>> begin
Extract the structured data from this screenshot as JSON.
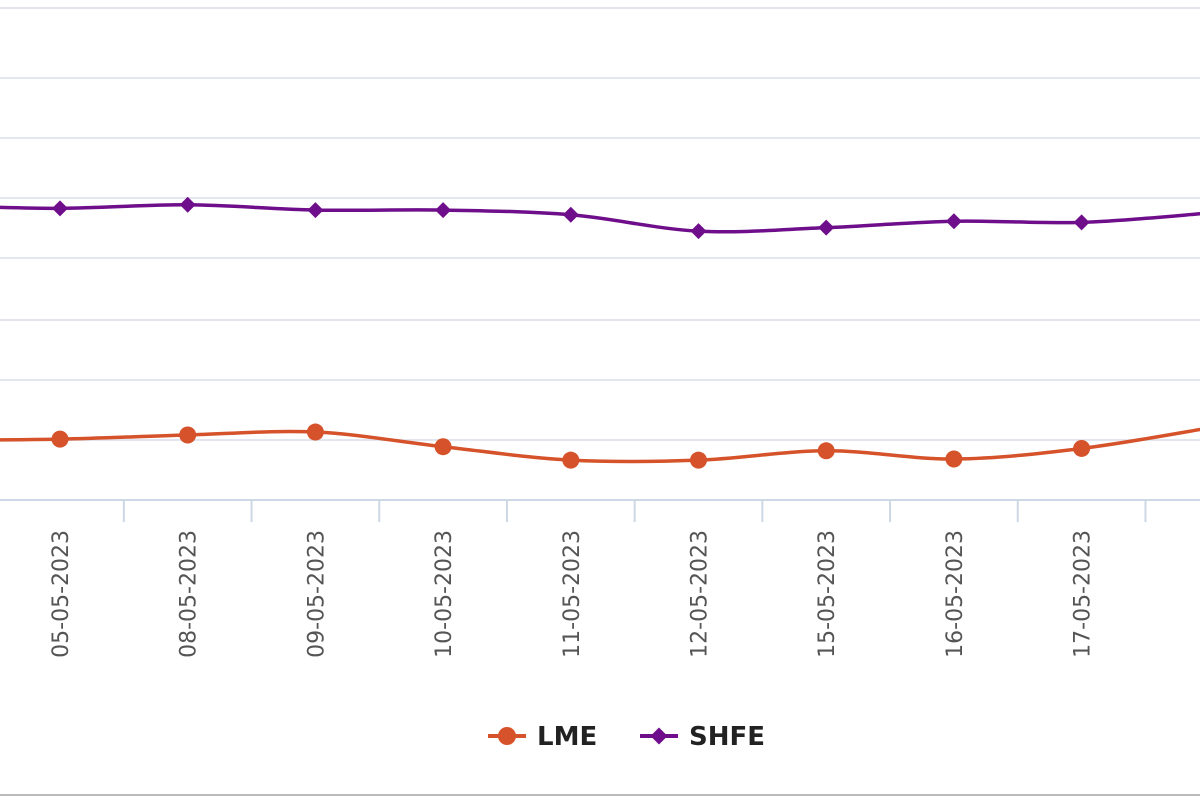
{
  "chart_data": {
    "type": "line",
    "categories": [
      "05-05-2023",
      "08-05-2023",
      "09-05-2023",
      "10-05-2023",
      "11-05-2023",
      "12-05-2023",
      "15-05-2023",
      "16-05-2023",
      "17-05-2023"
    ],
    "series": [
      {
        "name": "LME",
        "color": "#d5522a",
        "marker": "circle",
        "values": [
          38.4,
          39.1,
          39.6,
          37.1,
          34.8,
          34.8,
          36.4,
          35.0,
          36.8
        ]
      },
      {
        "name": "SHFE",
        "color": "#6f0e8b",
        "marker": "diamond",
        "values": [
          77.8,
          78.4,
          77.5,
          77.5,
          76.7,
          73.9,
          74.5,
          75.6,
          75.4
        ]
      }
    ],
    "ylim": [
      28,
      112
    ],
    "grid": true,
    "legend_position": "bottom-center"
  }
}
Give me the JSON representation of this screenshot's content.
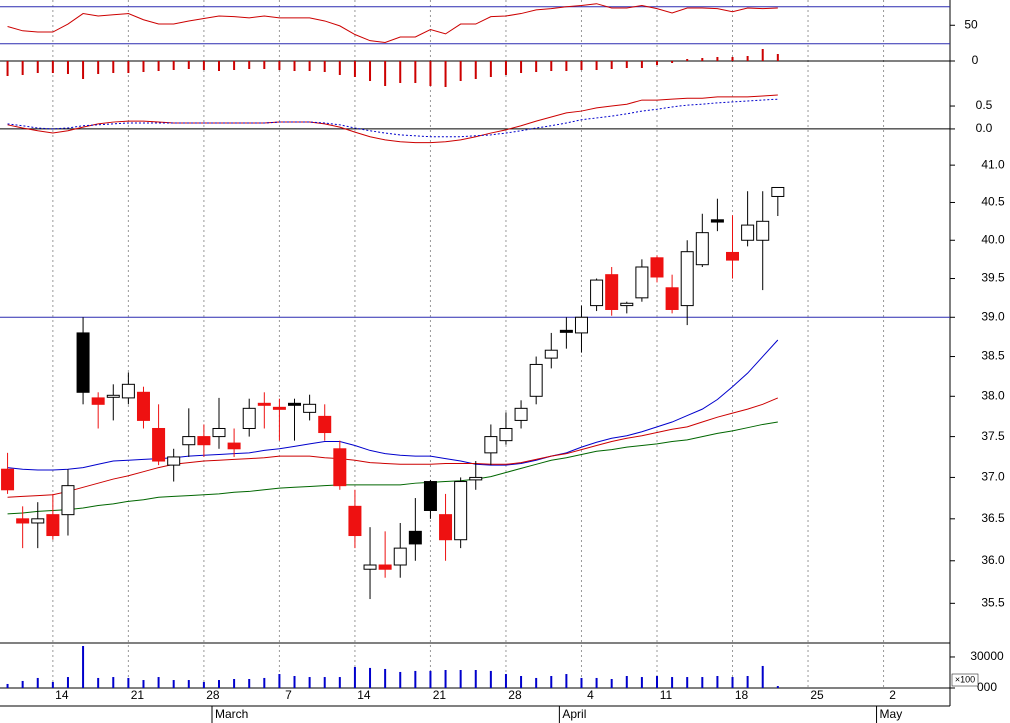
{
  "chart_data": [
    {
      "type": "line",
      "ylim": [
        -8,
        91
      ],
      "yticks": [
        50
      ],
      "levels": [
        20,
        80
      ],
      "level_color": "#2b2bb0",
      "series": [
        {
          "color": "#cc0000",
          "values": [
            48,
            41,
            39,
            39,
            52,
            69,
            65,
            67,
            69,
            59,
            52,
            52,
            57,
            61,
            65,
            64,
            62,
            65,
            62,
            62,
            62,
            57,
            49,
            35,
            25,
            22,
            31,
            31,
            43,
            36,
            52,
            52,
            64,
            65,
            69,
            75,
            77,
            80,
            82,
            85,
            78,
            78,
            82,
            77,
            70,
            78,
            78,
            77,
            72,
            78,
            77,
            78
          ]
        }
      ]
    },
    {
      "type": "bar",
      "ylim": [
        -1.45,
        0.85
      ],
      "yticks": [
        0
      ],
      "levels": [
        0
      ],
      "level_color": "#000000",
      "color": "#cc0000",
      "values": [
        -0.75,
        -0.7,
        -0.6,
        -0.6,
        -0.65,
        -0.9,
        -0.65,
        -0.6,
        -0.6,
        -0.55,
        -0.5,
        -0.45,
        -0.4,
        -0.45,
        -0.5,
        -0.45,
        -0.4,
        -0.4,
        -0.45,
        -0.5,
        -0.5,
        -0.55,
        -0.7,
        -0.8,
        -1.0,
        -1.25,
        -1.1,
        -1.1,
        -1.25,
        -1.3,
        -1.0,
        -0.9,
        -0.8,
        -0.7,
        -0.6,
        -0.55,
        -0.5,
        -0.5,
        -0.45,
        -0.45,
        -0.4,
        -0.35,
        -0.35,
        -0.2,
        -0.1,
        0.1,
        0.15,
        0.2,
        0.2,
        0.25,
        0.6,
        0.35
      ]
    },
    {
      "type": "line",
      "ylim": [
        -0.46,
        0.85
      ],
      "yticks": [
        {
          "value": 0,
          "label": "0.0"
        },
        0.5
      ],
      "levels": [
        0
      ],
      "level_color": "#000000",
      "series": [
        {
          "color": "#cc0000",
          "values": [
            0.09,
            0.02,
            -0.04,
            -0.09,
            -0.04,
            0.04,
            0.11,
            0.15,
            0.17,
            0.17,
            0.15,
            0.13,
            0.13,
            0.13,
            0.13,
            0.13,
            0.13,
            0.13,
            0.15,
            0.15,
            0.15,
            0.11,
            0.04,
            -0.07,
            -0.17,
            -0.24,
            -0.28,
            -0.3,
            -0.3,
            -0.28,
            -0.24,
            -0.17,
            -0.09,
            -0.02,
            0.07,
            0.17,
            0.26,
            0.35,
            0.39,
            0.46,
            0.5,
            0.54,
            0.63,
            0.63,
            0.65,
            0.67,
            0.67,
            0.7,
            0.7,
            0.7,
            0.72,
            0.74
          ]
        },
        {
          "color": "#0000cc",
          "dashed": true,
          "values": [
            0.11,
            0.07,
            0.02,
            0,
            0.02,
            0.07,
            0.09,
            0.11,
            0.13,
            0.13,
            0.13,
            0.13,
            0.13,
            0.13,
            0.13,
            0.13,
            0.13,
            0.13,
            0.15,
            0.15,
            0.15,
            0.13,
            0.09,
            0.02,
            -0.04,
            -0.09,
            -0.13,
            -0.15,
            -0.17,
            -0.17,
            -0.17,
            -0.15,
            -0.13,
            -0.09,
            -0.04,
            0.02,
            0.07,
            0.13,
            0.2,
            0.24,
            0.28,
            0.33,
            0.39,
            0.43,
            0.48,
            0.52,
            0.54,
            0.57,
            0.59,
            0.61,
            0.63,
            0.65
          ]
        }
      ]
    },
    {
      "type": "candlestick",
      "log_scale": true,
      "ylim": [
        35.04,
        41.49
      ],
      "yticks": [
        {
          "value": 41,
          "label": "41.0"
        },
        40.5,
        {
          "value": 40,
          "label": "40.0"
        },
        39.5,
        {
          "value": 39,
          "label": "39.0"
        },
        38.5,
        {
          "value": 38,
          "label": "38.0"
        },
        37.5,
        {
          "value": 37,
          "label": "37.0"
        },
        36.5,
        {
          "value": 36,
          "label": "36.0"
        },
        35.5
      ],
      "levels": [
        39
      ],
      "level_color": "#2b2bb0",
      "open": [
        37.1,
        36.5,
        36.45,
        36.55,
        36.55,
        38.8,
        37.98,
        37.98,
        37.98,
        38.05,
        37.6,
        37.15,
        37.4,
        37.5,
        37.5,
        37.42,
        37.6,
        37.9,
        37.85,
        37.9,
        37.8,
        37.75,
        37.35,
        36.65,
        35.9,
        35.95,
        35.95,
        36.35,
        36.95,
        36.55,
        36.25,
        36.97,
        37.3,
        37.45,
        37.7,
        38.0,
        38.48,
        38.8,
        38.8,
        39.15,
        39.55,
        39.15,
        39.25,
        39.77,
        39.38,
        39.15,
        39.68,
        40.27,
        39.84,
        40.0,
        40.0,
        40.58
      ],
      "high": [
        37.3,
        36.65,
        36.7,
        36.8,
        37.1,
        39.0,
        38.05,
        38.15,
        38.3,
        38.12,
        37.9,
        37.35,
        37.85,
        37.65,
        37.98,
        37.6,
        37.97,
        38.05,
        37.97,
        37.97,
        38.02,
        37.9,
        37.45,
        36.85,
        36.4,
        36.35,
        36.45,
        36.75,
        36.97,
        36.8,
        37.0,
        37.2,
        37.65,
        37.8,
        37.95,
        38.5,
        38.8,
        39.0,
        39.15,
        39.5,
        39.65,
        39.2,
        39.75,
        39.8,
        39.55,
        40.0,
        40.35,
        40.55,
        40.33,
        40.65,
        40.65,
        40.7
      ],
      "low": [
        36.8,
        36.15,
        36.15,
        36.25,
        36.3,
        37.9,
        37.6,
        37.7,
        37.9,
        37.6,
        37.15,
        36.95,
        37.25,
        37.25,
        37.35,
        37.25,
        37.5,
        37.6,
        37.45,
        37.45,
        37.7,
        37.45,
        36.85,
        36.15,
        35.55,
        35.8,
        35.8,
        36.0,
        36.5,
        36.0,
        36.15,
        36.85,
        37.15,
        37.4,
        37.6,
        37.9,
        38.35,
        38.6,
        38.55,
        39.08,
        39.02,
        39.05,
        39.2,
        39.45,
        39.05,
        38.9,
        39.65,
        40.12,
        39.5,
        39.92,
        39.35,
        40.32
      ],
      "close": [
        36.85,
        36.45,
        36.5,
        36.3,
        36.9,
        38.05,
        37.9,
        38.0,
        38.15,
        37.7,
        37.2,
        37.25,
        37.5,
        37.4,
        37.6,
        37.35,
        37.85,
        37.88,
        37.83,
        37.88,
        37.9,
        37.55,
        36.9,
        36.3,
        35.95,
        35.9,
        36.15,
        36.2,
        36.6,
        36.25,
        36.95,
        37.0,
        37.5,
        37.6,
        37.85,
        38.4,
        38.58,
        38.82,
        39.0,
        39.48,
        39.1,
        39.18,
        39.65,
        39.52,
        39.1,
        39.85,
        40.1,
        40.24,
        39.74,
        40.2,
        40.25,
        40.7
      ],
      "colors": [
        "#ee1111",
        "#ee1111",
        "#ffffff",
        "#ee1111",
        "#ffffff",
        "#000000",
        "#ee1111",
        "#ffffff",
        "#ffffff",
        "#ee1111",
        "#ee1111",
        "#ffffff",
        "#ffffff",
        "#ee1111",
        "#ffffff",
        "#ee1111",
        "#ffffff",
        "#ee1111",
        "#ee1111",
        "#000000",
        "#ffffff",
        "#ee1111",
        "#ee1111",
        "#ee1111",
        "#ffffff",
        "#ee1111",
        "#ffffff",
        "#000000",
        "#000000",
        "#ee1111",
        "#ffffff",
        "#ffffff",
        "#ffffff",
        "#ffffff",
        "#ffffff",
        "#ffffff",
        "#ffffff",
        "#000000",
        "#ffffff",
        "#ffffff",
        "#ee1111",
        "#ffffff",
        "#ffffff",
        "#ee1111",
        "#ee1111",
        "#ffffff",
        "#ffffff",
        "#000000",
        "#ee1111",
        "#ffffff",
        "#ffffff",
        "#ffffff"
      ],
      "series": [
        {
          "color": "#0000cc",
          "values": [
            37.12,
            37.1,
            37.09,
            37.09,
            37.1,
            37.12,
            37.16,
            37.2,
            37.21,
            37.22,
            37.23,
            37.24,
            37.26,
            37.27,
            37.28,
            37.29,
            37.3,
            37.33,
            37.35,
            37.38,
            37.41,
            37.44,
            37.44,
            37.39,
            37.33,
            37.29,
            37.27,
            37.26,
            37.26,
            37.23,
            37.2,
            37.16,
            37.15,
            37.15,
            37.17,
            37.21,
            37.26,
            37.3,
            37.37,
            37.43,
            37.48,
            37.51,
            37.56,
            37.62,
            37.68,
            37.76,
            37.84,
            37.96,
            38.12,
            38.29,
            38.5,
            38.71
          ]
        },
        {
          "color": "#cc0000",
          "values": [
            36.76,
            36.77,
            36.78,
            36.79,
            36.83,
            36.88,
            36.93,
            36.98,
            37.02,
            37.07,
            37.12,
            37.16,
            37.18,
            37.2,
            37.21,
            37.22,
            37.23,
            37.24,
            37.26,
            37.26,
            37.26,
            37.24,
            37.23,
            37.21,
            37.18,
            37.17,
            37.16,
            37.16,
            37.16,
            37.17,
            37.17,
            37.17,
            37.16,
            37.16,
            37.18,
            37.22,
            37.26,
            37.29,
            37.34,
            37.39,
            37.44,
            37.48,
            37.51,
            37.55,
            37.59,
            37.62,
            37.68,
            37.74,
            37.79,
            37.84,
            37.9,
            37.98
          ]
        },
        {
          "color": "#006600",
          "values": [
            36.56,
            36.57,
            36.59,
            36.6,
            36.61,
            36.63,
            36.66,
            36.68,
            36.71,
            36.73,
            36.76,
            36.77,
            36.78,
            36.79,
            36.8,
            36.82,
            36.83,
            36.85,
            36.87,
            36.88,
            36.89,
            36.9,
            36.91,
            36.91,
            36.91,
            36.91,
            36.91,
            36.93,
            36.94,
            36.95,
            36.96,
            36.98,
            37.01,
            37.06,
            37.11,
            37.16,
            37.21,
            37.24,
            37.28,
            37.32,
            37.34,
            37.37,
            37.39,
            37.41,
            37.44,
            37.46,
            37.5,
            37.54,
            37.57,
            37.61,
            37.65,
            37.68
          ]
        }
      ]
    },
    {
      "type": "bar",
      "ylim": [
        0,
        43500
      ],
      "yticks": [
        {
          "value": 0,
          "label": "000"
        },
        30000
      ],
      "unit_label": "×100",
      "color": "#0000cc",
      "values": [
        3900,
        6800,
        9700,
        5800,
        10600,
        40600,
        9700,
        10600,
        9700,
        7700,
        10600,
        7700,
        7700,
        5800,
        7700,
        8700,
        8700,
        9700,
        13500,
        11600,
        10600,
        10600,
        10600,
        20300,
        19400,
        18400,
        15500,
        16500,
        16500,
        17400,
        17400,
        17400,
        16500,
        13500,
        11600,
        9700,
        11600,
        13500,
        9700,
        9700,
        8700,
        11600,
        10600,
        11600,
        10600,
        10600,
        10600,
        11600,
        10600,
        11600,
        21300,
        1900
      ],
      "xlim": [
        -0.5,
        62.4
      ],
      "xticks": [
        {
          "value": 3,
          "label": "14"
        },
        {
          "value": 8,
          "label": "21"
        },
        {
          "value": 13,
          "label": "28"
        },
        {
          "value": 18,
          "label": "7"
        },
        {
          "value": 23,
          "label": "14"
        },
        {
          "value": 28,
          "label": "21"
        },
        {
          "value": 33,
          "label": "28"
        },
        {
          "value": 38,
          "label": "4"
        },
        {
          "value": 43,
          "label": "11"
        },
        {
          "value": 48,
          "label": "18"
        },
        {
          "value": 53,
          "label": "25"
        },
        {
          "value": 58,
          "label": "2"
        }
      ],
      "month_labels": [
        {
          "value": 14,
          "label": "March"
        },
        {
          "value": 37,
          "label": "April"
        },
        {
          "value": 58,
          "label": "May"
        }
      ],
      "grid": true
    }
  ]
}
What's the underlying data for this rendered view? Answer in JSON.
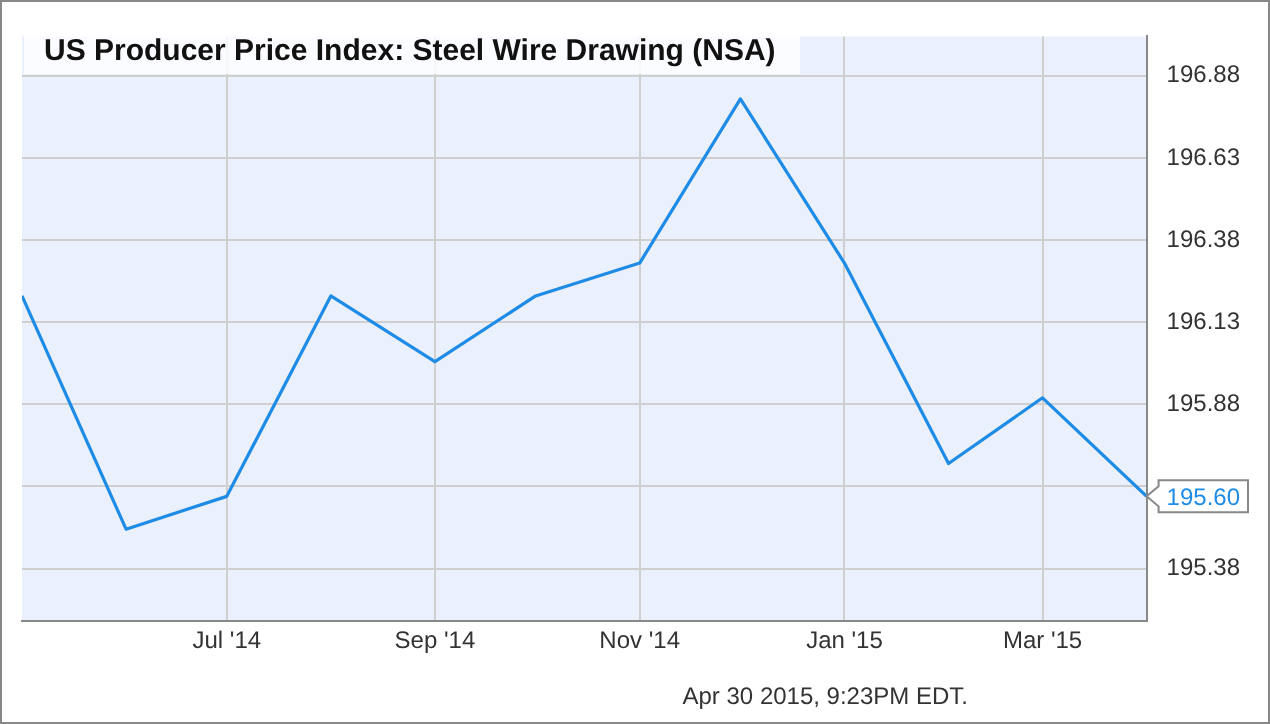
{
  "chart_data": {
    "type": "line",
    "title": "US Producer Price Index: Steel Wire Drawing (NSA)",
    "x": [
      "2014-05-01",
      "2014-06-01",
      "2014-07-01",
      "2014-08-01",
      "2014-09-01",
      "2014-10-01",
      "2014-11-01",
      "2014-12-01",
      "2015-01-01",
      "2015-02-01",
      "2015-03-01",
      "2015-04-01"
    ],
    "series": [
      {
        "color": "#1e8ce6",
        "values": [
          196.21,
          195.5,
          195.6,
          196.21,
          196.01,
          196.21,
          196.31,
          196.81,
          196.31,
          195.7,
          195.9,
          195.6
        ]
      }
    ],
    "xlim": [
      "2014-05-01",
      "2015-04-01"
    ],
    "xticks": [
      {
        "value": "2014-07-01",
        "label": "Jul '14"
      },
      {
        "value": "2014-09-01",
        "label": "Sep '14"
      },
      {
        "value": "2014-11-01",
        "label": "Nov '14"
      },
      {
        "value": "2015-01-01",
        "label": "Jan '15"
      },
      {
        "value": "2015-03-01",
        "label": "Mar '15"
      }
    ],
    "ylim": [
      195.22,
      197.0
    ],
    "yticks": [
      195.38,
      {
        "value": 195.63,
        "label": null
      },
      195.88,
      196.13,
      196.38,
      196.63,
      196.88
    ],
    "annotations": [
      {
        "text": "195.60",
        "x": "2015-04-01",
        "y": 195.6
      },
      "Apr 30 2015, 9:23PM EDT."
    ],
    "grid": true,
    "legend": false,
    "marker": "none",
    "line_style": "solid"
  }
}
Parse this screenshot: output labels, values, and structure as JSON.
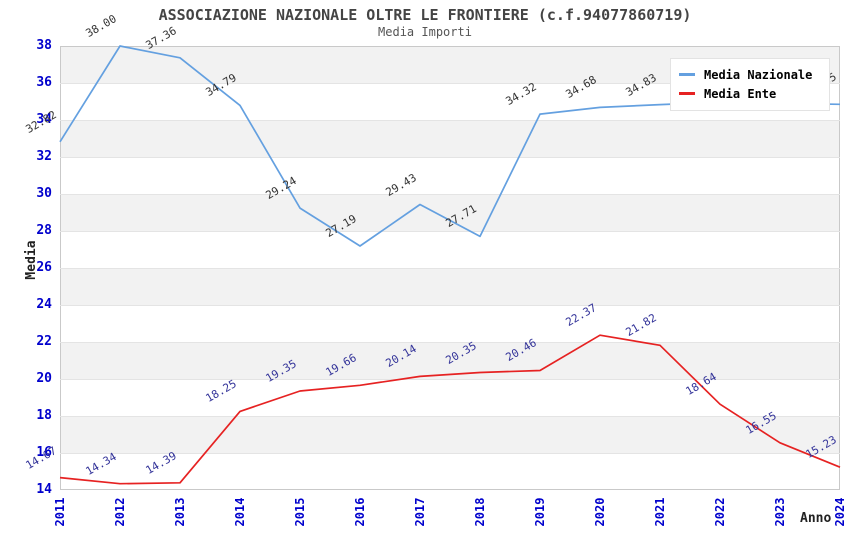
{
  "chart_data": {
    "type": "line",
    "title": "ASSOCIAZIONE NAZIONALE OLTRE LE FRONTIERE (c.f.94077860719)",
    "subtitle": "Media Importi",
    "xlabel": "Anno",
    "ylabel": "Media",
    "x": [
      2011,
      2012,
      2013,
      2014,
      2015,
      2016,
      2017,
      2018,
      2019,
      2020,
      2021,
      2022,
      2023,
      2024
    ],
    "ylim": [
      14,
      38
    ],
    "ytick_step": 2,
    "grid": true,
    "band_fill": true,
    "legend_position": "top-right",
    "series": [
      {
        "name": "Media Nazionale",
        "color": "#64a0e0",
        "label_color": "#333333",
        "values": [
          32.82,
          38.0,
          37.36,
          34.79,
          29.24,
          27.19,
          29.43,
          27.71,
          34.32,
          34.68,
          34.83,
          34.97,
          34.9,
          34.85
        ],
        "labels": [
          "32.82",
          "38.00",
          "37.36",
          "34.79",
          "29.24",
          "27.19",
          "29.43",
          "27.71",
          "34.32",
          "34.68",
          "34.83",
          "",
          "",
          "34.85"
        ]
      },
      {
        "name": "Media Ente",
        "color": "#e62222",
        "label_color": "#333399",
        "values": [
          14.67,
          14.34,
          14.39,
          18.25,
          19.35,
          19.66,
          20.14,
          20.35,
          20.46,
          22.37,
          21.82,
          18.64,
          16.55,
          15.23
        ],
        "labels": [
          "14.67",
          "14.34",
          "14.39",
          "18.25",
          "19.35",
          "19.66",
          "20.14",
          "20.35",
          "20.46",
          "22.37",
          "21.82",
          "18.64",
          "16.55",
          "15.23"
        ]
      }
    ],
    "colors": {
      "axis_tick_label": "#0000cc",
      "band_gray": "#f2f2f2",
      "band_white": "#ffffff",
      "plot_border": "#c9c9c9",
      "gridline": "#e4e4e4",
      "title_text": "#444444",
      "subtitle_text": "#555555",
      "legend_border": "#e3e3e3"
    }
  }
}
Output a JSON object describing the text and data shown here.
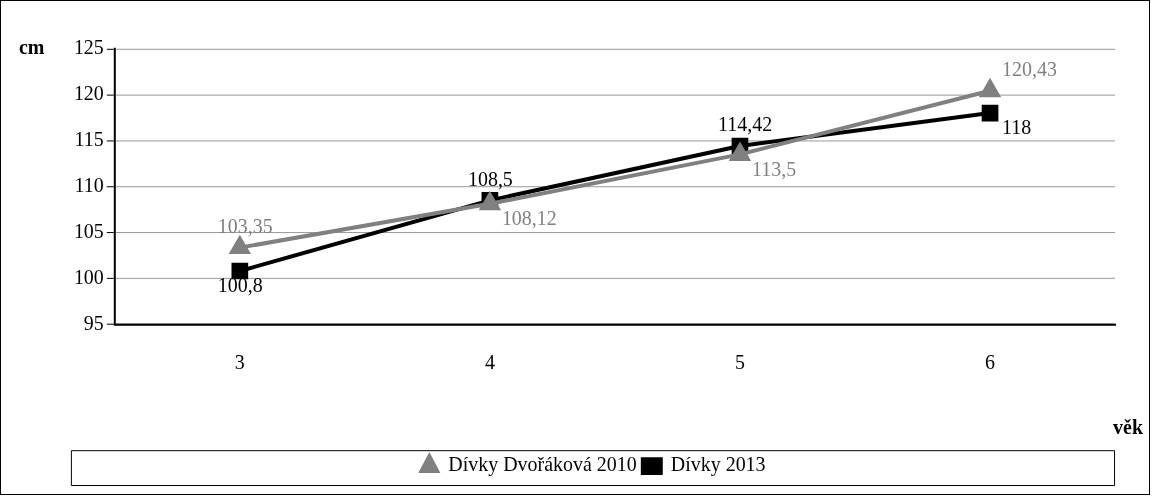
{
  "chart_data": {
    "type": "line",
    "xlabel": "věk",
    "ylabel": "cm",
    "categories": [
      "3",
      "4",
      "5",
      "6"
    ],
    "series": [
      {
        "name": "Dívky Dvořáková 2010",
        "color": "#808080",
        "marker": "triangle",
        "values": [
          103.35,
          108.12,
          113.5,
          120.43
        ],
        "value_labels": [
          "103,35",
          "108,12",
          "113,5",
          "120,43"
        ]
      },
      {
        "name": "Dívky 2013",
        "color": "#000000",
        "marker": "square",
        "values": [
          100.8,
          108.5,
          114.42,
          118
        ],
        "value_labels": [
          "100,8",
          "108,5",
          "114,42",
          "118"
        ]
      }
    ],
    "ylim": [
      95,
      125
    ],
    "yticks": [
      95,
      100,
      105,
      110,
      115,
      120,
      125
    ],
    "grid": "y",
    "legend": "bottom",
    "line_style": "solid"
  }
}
>> end
▶ Brief: Which lines contain the word "marker"? Copy each one.

▶ Result:
        "marker": "circle",
        "marker": "diamond",
    "marker": "none",
        "marker": "triangle",
        "marker": "square",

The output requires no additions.